• **Exercise goal**: Return a copy of each line that holds the string "bakış".

• **Exercise materials**:
----
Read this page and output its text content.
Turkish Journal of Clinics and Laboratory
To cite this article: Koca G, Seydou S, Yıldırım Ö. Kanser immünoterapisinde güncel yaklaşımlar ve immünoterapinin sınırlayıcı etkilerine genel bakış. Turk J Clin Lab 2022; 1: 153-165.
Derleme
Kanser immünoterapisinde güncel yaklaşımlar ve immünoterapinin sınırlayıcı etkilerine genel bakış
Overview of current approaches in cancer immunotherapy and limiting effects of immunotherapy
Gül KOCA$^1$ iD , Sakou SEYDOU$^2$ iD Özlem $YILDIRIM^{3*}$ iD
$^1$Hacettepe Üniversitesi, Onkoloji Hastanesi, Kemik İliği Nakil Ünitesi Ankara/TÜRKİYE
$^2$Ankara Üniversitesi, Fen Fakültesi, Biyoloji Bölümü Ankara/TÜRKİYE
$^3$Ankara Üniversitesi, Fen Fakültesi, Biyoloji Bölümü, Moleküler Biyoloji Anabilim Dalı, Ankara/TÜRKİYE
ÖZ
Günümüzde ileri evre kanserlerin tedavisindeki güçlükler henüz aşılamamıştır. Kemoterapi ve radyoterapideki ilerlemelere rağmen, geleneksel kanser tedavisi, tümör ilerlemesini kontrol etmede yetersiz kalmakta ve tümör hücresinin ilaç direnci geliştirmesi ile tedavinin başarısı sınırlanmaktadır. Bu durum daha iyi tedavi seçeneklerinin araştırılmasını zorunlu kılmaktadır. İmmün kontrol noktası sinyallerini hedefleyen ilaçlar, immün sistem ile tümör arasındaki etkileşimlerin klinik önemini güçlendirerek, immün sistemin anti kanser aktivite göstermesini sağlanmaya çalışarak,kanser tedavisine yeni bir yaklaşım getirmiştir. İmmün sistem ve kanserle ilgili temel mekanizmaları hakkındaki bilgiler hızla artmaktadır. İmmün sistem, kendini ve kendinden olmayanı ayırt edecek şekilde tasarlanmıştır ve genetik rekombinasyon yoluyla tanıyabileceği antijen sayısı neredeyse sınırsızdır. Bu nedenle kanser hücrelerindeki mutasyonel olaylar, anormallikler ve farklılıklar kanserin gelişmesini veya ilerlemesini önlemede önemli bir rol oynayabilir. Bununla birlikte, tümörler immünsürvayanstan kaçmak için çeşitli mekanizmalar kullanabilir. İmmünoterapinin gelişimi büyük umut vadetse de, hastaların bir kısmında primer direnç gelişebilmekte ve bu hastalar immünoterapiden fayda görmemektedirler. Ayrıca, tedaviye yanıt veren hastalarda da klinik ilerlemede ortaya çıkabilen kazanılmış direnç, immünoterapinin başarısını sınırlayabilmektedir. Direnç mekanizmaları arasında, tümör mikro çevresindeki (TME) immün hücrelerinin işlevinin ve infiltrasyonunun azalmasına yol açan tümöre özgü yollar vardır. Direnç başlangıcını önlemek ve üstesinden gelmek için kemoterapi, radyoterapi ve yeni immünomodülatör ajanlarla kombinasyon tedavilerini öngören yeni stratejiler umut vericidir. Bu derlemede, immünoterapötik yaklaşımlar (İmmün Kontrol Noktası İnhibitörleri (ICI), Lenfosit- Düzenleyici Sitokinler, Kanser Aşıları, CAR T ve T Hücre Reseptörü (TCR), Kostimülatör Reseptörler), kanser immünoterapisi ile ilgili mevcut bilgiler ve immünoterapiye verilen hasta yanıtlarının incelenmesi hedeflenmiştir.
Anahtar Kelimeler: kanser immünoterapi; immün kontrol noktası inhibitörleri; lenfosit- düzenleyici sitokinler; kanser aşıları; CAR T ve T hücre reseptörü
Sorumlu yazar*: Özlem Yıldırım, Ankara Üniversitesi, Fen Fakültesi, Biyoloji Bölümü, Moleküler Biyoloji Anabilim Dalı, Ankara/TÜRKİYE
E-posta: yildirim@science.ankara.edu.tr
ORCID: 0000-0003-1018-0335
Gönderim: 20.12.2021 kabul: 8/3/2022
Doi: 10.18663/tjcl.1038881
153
----
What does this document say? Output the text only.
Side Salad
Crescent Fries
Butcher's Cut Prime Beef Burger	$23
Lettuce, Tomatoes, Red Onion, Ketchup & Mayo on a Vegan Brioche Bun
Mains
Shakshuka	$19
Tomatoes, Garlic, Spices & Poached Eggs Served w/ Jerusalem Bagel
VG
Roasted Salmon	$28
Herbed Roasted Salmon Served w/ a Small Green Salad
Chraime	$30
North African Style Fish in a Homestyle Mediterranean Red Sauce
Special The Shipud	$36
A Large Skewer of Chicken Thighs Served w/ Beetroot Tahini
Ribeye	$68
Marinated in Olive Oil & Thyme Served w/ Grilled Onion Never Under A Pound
----
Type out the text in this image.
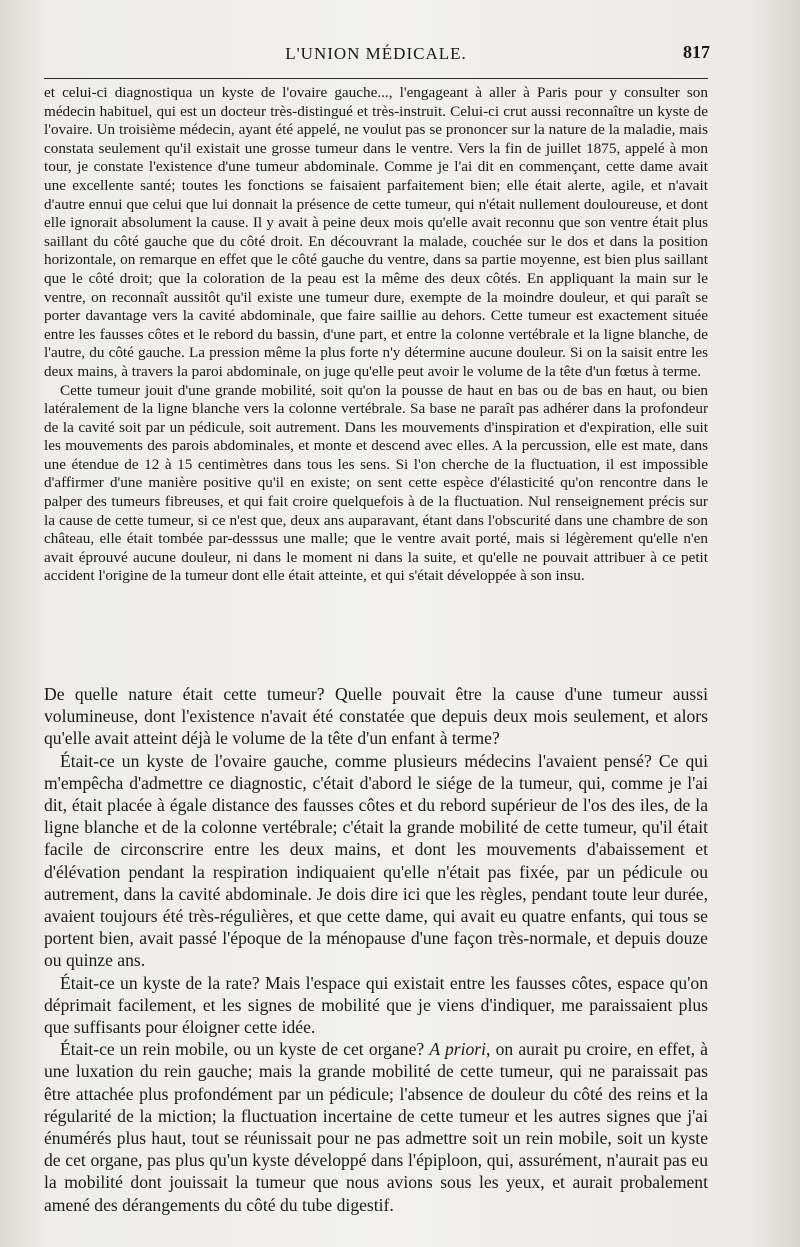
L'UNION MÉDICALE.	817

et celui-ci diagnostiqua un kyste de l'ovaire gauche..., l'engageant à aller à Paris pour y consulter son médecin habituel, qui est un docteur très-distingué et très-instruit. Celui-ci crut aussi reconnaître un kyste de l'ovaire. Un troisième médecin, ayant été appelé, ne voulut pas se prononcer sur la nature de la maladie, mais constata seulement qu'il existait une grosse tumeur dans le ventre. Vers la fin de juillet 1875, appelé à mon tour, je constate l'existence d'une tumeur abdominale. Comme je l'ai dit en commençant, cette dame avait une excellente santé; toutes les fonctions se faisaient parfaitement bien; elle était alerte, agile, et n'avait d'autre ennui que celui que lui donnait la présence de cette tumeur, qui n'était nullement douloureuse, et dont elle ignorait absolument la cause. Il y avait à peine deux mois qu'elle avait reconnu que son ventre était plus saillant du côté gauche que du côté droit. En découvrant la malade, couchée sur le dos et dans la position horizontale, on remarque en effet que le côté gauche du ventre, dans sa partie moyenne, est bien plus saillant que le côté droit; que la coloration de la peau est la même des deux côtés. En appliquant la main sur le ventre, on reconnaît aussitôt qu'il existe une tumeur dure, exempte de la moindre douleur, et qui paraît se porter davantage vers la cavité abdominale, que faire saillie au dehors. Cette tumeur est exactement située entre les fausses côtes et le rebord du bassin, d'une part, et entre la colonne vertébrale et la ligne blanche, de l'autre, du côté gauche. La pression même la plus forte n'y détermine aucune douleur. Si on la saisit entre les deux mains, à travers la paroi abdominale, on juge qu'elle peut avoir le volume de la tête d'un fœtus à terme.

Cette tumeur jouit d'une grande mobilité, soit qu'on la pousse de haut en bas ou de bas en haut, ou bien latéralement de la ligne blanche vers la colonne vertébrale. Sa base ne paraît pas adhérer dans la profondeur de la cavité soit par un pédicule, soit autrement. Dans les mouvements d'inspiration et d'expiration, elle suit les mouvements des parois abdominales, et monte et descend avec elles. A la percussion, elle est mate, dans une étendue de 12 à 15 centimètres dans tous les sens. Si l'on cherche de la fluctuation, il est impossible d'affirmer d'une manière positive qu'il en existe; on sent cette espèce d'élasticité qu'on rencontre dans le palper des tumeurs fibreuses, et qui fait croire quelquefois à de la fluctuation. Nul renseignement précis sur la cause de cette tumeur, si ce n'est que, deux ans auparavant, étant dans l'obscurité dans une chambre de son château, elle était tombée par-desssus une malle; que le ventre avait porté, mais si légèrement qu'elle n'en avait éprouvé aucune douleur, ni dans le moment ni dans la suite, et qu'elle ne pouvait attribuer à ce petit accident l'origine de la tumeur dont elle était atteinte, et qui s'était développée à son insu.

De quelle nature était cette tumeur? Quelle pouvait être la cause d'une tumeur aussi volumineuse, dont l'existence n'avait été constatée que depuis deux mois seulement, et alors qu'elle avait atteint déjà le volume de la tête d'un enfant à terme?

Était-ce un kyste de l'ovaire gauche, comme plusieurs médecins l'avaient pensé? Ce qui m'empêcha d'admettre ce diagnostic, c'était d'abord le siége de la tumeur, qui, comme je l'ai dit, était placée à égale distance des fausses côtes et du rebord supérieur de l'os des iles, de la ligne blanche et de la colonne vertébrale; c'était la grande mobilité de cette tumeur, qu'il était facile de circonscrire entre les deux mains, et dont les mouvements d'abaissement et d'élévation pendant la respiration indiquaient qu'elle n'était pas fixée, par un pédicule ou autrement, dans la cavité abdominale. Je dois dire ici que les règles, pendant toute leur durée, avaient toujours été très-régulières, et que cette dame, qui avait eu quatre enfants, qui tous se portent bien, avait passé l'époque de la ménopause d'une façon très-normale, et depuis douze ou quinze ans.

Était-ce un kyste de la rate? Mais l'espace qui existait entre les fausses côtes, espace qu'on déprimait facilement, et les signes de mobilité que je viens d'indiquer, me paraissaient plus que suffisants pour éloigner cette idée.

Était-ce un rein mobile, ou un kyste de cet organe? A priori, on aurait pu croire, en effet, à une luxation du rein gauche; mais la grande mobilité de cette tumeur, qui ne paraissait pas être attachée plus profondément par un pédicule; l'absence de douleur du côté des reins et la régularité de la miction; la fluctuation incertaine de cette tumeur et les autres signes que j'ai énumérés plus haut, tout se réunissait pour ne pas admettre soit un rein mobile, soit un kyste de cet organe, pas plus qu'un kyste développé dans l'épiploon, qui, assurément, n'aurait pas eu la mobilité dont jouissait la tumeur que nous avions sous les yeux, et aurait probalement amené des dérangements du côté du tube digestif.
----
• **Exercise result**:
To cite this article: Koca G, Seydou S, Yıldırım Ö. Kanser immünoterapisinde güncel yaklaşımlar ve immünoterapinin sınırlayıcı etkilerine genel bakış. Turk J Clin Lab 2022; 1: 153-165.
Kanser immünoterapisinde güncel yaklaşımlar ve immünoterapinin sınırlayıcı etkilerine genel bakış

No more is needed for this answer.